Verilen metin:
Bebek’te, küçük bir pasajın içinde yer alan Art Of Coffee’nin yeni tasarımı, Fields mimarlık ve endüstriyel tasarım ofisi ortakları Mevce ve Eren Çıracı’ya ait. Tasarımcı çift, 25m2’lik bir mekanı nasıl içinde keyifle vakit geçirilebilen ferah bir kafeye dönüştürdüklerinin ipuçlarını veriyor.
Fields; Mevce ve Eren Çıracı tarafından İstanbul'da kurulmuş bir mimarlık ve endüstriyel tasarım ofisi. Stüdyonun ortakları hedeflerini, “iki disiplinin uzmanlıklarını birleştirmek, obje ve mekan arasında faaliyet göstererek mimarlık ve tasarım alanlarında yeni ve farklı olanı keşfetmeye çalışmak” olarak ifade ediyorlar.
Tasarımcı çift; cephe panellerinin, şişelerin, koltukların, lambaların, konser salonlarının ve tasarlanmış herşeyin bir diğerini kullanım, malzeme ve imalat konularında bilgilendirebileceğine, tasarımın teknoloji ve kültürün farklı ve çeşitli yörüngelerini kesiştirdiğine inanıyor. Bebekte, küçük bir pasajın içinde yer alan Art Of Coffee’nin yeni tasarımında ise çift; vektörel grafik anlatım, duvar kağıtları, sabit mobilyalar ve malzeme derzleri arasında bir ilişki kurmaya çalışan bir tasarım dili yaratmaya çalışmış.
Art of Coffee Proje’sine nasıl başladınız? Biraz Art of Coffee’nin yenilenme hikayesinden bahsedebilir miyiz? Mekan sahipleri size nasıl ulaştılar?
Eren Çıracı: Art of Cafe’nin sahibi sık sık kendilerinden kahve alan bir arkadaşımızla sohbet ederken mekanı değiştirmek istediklerinden bahsedince, arkadaşımız bizi tavsiye etmiş.
Müşterinizin brief’inde neler vardı? Sizden nasıl bir mekan tasarlamanız istendi?
Merve Çıracı: Müşterimiz mekan tasarımı konusunda bizi oldukça özgür bıraktı, bu anlamda oldukça şanslıydık diyebiliriz. Bize sadece mutfak ve servis tezgahıyla ilgili gereksinimlerini söylediler.
Art of Coffee’nin konseptinden bahsedebilir miyiz biraz? Art of Coffee’yi diğer kahvecilerden ayıran özellikler neler?
MÇ: Tasarım yönünden bakarsak Boğaz köylerindeki pek çok kafe manzaranın güzelliğinden istifade ediyor. Manzaralı, zevkli ve hoş cafelere kıyasla Art of Coffee’nin kendi ne özgü, tuhaf bir dünyası var.

Gösterilen veriler:
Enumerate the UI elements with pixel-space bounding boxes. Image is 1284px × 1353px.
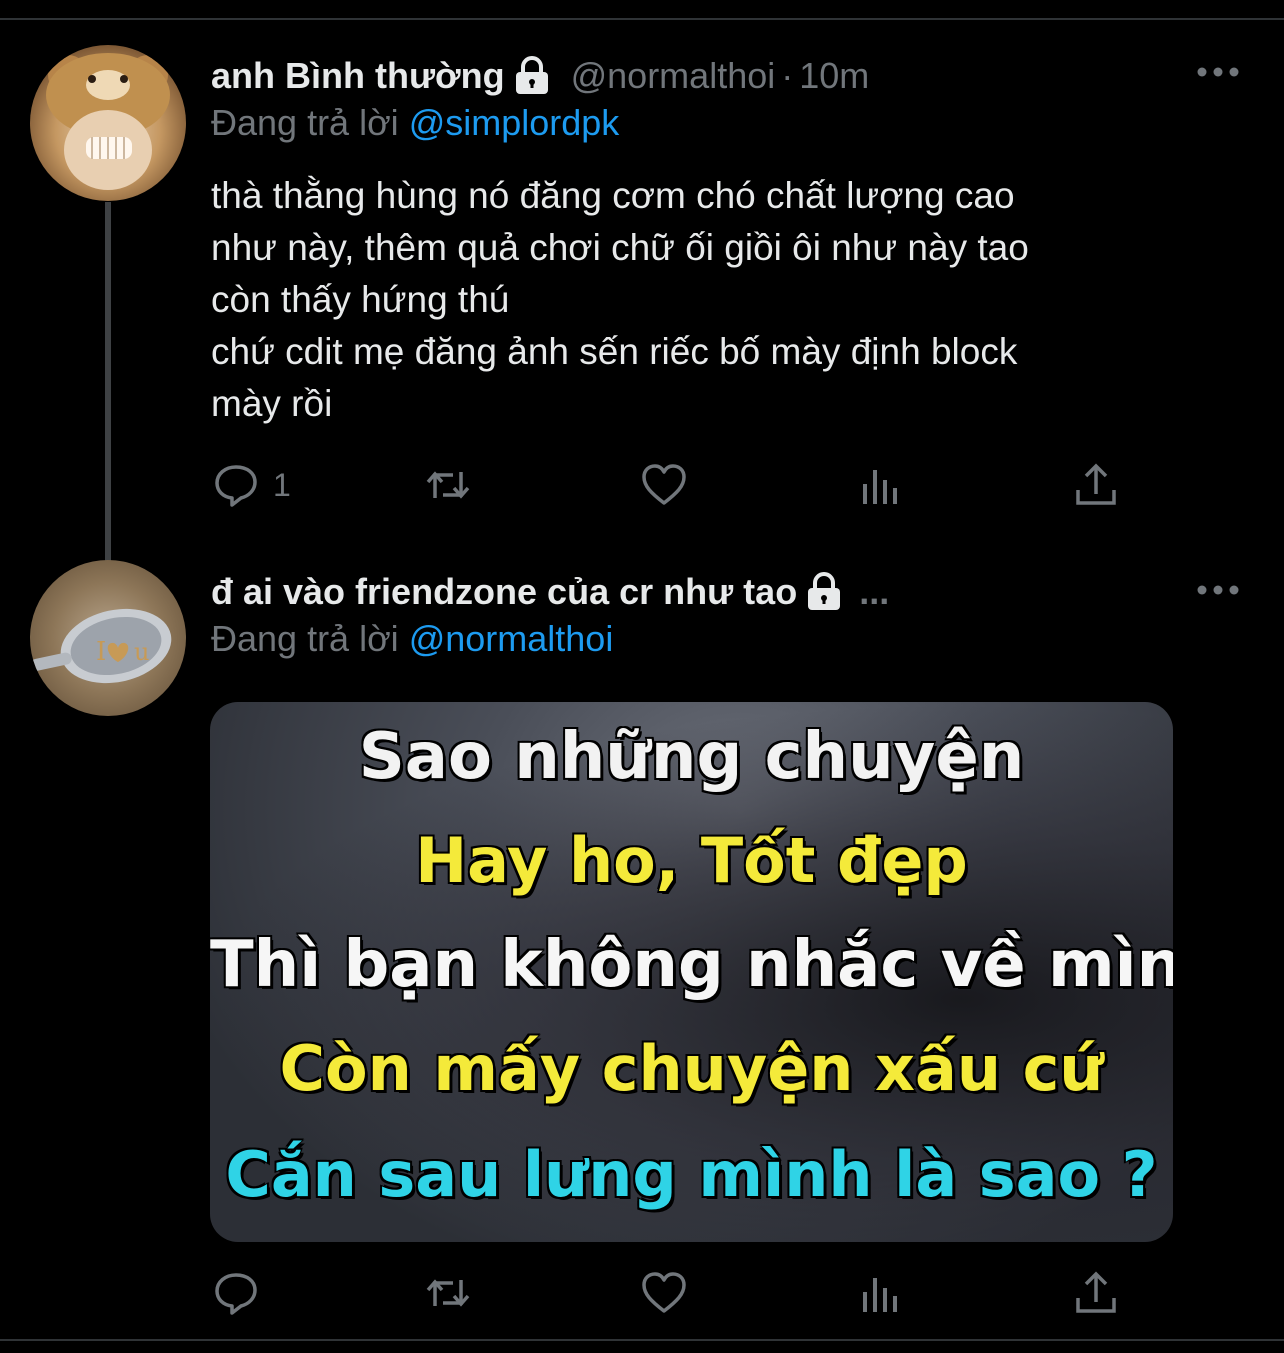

Yapılacaklar:
(A) Art Of Coffee metnine göre kafenin mekanı kaç metrekare?
(B) Art Of Coffee metnini kaldığı yerden devam ettirin.
Verilerin bu işle hiçbir ilgisi yok.

Görev yanıtları:
(A) 25 metrekare.

(B)
Sizin tasarım konseptinizin ana çıkış noktası neydi? Konsepti nasıl oluşturdunuz? Nelerden ilham aldınız?
EÇ:‘Acayip’ kelimesi güzel bir manzarayı mecazi olarak tanımlamak için kullanılır. Pek güneş ışığı almayan eski bir pasaj içerisindeki mekan için ‘acayip’ kelimesini gerçek anlamında kullandığımız bir manzara yaratmak istedik. Kafe için geliştirdiğimiz tasarım dili; vektörel grafik anlatım, duvar kağıtları, sabit mobilyalar ve malzeme derzleri arasında bir ilişki kurmaya çalışıyor. Figüratif ve soyut arasında gidip gelen grafikler muhtelif okumalara da açık.
MÇ: Yer yer tuhaf bir şehir silüetini andıran duvar kağıdı ile bütünleşmiş gazetelik ve kavanoz rafları, sabit mobilyalardan çok minyatür binalara dönüşürken dev iki boyutlu soyut şekillerse mekanın içinde objeleşmeye başlıyor. Kafenin karşı tarafındaki sağır pasaj duvarı üzerini kaplayan ve yine benzer figürlerden oluşan grafikler mekan içindekiler için kelimenin gerçek anlamıyla acayip bir manzara oluştururken sokaktan geçenler içinse içerideki bu farklı dünyanın ipuçlarını veriyor.
Mekanın kısıtlamaları var mıydı? Tasarım açısından mekanın avantaj ve dezavantajları nelerdi?
MÇ: Pek çok benzeri projede olduğu gibi ticari bir mekan olduğu için inşa süresine ciddi bir kısıtlama getirildi. Mesela, zemin için terazzo kullanmak istemiştik ancak uygulamanın uzun süreceğini düşünerek vazgeçmek zorunda kaldık.
Mekanı olduğundan daha geniş ve ferah göstermek için uygulanan tasarım unsurları nelerdi?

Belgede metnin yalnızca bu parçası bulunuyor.